Figure record extracts
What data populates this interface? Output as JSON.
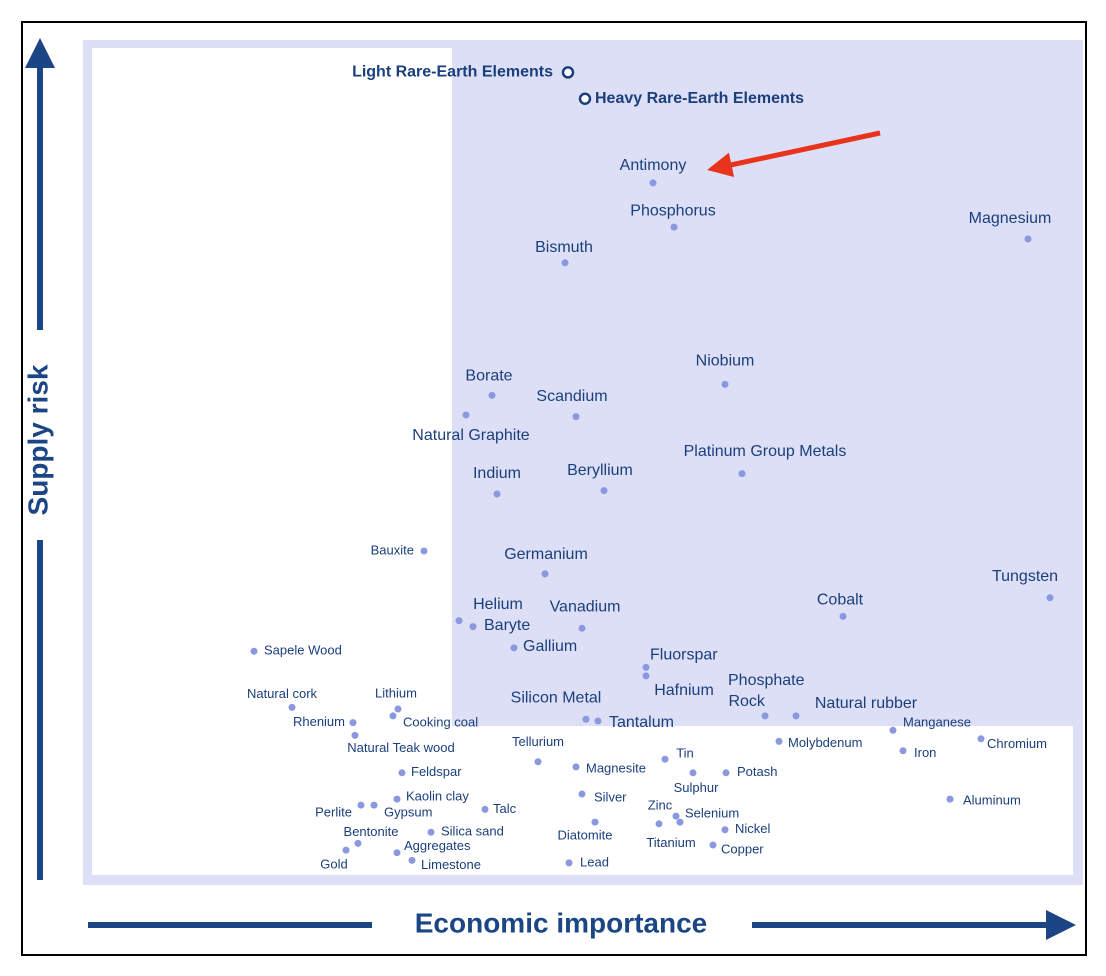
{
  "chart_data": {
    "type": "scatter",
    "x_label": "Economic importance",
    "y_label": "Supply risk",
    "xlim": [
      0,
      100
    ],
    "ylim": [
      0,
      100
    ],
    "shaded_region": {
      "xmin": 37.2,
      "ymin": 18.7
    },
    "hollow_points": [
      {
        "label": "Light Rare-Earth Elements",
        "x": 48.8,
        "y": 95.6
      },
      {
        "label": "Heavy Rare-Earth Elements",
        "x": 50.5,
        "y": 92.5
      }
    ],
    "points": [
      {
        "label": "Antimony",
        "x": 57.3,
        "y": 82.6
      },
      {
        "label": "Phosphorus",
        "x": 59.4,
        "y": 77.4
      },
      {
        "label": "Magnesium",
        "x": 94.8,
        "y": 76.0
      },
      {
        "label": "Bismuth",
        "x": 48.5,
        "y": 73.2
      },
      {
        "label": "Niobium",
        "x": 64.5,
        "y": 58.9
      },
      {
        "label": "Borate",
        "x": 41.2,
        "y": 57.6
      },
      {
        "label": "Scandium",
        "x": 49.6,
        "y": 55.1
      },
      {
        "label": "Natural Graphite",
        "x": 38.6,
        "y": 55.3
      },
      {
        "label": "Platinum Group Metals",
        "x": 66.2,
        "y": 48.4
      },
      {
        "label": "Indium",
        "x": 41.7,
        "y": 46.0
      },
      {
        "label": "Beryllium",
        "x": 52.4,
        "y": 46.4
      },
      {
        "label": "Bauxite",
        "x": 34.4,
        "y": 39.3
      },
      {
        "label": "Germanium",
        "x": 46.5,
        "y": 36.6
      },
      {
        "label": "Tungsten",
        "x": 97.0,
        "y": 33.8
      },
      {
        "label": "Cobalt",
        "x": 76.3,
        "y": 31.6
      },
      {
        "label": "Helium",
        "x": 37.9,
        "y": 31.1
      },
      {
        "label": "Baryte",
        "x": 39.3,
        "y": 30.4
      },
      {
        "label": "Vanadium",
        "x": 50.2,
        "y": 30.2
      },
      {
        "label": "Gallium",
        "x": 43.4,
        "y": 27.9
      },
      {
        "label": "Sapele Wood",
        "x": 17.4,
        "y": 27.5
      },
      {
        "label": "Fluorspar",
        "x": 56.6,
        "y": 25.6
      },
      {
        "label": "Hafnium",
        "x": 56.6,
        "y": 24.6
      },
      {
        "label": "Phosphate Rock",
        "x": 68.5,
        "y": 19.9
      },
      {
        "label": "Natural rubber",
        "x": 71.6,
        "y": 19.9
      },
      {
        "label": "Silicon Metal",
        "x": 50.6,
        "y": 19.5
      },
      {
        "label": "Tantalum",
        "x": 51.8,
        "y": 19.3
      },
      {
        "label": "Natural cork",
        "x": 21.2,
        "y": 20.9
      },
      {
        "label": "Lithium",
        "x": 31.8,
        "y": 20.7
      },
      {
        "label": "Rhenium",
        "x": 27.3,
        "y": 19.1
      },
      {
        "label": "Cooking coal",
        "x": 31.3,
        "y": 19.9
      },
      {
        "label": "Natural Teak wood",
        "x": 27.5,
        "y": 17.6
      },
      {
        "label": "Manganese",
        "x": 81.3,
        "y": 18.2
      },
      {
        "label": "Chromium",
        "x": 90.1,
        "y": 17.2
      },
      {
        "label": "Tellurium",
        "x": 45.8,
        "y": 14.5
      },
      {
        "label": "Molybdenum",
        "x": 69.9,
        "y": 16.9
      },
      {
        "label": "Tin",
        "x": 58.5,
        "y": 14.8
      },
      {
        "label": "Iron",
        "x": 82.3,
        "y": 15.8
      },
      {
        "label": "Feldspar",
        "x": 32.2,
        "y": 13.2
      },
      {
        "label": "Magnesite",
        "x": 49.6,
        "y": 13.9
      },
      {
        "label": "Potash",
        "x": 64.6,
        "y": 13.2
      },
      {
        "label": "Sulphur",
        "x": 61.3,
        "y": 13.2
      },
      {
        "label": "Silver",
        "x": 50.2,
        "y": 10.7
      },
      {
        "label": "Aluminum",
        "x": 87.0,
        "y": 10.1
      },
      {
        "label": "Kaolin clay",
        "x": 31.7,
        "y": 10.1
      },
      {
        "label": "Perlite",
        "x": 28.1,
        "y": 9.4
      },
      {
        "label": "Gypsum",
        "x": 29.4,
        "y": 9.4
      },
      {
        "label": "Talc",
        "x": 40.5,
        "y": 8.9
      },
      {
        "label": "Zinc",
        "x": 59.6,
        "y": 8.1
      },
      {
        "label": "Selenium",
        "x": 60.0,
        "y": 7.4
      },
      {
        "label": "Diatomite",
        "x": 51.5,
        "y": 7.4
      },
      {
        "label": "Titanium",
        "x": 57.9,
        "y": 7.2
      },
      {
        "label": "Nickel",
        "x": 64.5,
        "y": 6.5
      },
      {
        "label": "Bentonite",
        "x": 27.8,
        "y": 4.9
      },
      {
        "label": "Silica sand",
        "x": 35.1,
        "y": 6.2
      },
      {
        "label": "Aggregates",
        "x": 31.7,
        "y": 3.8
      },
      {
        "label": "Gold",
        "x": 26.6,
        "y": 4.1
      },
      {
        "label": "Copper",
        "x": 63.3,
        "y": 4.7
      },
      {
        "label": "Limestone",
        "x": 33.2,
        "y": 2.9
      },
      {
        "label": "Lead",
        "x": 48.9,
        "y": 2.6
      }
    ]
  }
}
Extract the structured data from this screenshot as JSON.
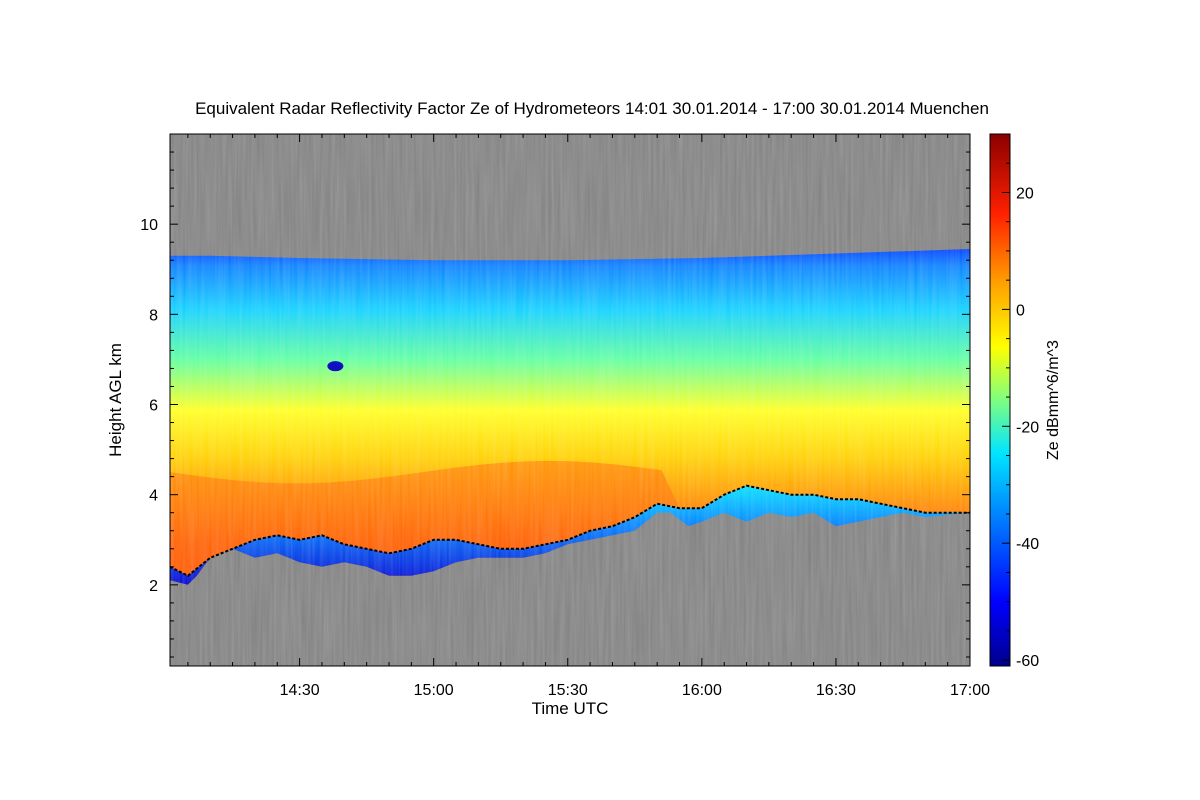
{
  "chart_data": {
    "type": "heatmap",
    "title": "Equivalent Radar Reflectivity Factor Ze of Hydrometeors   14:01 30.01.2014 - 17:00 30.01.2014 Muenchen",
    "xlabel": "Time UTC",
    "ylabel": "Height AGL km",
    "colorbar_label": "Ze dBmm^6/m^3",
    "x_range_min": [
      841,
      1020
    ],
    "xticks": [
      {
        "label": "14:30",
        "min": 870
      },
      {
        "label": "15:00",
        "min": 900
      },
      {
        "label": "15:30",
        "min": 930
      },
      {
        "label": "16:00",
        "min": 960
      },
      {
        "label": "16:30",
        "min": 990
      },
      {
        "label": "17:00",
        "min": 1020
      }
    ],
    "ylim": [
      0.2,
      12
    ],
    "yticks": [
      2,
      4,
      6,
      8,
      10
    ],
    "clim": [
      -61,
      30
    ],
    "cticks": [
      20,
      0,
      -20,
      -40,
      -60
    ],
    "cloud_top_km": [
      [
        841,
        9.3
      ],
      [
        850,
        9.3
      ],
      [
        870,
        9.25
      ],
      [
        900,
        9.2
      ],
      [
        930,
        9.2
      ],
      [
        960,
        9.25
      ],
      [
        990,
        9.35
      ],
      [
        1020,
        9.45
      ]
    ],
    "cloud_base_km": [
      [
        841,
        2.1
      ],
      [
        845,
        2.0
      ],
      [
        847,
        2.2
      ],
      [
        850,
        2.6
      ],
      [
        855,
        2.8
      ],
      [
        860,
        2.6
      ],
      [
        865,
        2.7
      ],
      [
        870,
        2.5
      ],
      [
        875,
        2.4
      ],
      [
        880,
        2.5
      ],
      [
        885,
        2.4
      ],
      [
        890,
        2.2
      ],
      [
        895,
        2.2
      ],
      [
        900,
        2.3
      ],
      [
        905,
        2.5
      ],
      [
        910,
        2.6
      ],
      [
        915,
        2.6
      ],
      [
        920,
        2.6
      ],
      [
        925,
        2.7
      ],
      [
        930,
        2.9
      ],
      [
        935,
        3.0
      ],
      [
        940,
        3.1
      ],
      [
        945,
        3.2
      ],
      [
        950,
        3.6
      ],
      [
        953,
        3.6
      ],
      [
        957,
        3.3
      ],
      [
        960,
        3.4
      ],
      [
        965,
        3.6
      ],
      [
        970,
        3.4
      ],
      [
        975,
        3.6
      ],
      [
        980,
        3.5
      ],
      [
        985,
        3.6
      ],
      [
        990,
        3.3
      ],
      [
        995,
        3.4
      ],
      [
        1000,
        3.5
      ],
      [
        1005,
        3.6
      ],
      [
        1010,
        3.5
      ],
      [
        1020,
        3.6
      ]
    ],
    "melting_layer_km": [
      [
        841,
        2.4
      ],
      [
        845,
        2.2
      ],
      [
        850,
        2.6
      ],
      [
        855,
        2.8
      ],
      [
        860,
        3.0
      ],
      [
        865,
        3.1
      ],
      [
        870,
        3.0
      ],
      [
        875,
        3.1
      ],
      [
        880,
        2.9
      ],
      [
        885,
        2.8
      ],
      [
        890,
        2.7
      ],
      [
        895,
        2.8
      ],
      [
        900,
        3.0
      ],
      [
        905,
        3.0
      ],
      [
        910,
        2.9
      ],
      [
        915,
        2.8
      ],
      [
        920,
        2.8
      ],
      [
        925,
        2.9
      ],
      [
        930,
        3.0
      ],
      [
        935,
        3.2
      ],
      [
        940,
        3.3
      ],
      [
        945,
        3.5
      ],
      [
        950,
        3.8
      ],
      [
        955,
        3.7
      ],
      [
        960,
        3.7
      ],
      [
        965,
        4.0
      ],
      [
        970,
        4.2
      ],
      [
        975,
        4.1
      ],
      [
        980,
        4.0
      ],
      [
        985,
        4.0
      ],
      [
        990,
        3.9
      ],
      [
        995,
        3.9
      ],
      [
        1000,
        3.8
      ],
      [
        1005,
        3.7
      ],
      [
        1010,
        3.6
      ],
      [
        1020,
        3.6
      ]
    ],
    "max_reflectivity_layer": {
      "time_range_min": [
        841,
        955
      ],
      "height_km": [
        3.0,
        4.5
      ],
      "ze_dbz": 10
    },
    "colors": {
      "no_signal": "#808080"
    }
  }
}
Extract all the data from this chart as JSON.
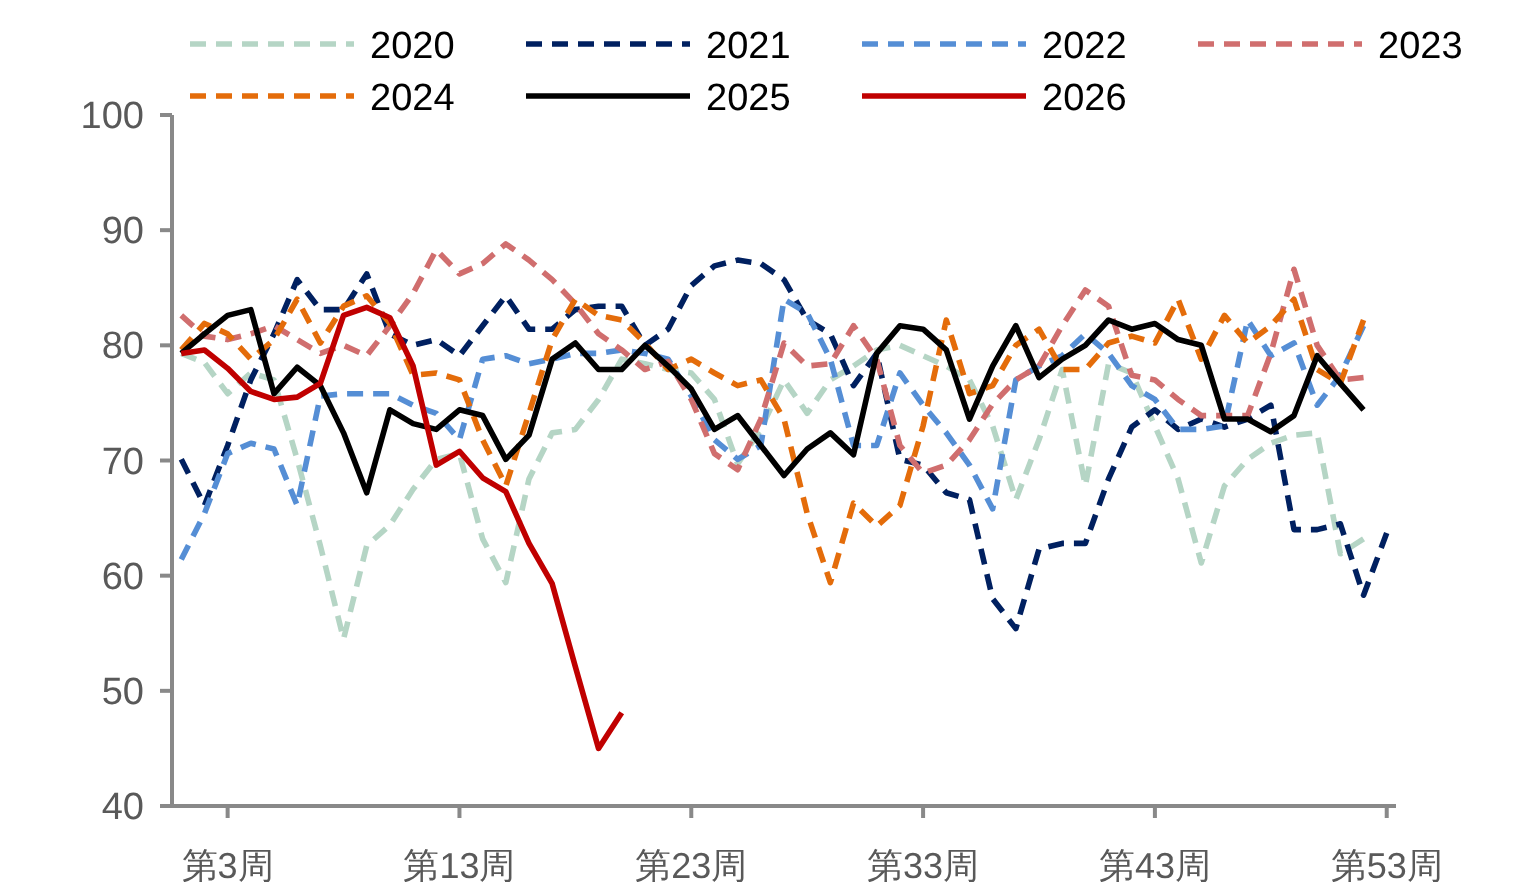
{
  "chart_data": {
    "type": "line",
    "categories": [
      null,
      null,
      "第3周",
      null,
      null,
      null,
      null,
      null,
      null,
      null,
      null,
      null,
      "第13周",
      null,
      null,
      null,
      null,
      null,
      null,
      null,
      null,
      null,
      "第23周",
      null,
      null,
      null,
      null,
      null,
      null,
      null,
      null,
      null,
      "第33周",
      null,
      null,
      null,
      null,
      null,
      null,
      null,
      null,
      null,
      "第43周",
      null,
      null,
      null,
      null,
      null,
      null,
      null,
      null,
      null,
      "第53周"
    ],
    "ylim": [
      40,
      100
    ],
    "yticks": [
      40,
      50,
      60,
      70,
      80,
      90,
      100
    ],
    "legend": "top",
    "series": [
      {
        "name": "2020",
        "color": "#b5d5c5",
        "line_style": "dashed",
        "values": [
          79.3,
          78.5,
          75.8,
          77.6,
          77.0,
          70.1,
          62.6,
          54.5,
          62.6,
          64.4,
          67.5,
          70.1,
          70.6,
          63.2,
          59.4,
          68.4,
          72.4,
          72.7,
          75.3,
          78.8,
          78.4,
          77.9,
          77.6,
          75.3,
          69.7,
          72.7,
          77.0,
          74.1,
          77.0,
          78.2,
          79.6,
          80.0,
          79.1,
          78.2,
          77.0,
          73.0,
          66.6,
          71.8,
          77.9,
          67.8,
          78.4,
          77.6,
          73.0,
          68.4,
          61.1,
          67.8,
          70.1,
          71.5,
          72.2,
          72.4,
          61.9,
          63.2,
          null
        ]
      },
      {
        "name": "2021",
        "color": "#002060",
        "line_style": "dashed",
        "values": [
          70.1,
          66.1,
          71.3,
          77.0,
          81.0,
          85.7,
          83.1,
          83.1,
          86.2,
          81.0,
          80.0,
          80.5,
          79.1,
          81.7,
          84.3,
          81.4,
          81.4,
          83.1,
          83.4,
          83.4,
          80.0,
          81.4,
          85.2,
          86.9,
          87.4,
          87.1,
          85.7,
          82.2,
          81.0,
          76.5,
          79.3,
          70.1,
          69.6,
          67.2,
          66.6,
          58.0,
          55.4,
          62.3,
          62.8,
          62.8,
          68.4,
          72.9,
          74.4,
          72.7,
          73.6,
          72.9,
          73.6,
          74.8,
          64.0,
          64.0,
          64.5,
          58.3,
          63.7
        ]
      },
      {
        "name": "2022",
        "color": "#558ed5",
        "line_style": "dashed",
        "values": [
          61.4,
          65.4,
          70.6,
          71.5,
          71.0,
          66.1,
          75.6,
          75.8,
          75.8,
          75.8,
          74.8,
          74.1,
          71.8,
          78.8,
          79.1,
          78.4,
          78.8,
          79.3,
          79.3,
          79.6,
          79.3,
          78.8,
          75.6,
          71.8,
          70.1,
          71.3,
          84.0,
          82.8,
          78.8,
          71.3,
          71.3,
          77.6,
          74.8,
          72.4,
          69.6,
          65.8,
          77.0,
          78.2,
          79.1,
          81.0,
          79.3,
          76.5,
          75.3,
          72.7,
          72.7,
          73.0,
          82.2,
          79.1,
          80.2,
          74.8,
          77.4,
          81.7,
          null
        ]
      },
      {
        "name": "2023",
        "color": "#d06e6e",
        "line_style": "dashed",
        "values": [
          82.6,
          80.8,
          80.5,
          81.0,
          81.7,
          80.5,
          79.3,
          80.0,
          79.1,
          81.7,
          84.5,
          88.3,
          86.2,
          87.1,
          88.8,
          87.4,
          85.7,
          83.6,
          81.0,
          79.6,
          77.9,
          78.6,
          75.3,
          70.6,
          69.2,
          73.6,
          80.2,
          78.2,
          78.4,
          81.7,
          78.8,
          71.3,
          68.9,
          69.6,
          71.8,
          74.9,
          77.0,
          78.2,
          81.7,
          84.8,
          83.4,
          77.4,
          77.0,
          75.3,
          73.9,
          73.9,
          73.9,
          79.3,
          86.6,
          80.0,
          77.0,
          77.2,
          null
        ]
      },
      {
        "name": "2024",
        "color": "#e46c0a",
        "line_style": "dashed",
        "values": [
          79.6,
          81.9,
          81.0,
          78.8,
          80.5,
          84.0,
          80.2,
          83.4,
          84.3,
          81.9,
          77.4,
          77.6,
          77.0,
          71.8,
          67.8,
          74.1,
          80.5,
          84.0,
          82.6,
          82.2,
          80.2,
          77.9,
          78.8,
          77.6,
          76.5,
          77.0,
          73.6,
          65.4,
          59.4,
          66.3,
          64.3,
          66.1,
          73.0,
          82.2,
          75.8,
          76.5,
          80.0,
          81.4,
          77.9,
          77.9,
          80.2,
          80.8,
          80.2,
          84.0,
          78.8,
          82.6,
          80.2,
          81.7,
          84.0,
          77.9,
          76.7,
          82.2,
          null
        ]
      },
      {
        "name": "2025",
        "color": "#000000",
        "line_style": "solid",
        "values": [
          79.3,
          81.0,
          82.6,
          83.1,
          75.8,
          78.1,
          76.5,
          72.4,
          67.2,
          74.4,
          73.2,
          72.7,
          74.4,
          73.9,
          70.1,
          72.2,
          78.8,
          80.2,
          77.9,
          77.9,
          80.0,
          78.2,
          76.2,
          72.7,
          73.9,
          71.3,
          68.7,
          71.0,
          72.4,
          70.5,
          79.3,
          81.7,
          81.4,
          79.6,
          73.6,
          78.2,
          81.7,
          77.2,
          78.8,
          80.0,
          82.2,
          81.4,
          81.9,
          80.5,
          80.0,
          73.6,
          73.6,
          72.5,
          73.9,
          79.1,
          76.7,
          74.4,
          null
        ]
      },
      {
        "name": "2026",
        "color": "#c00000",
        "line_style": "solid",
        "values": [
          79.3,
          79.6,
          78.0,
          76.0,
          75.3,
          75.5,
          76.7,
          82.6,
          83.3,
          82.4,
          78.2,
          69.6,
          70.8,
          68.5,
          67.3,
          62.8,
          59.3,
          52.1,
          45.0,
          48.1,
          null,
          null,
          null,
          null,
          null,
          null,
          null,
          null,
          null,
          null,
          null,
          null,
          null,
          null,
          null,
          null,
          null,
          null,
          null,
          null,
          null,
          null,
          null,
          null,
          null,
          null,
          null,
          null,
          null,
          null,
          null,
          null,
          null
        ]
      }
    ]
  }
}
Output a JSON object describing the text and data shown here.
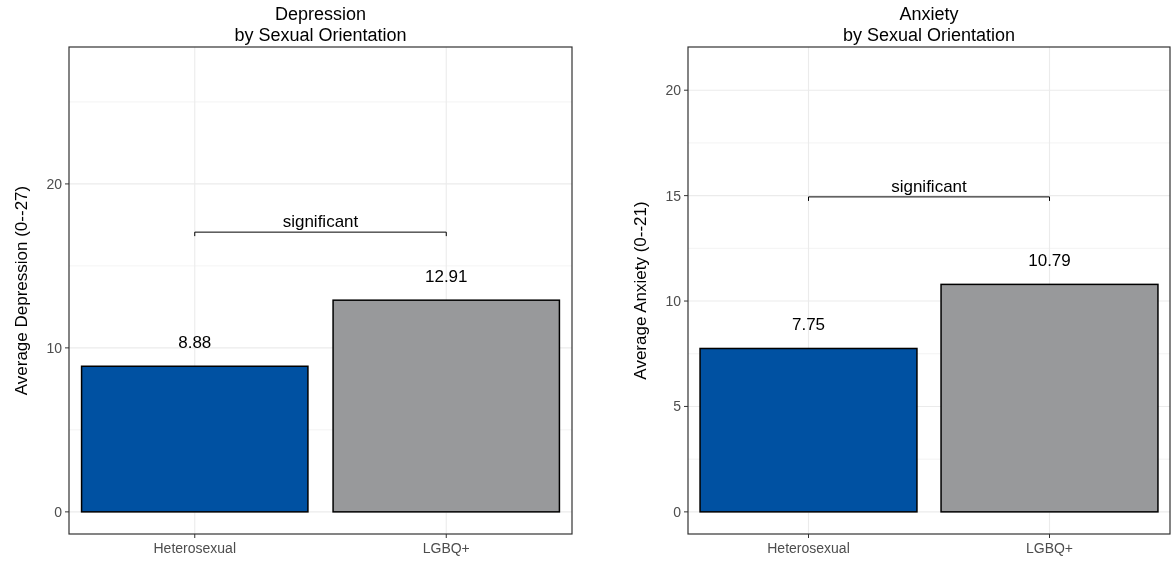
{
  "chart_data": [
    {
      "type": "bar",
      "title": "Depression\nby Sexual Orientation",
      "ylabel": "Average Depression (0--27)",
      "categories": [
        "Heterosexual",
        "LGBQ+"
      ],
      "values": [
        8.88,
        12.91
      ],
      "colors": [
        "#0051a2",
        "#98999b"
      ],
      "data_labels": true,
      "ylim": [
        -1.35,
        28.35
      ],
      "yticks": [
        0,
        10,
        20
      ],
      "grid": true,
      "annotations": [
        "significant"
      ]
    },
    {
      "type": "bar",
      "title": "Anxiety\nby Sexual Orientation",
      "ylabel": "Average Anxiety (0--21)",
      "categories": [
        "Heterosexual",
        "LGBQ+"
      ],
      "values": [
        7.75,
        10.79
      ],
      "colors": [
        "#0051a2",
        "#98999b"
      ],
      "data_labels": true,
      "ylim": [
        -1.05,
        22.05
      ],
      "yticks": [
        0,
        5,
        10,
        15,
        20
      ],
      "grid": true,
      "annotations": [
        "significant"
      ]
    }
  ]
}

→ **Work to do**: Report how many lines of the listing hold the word "Orientation", with nothing but the number.

→ **Problem solution**: 2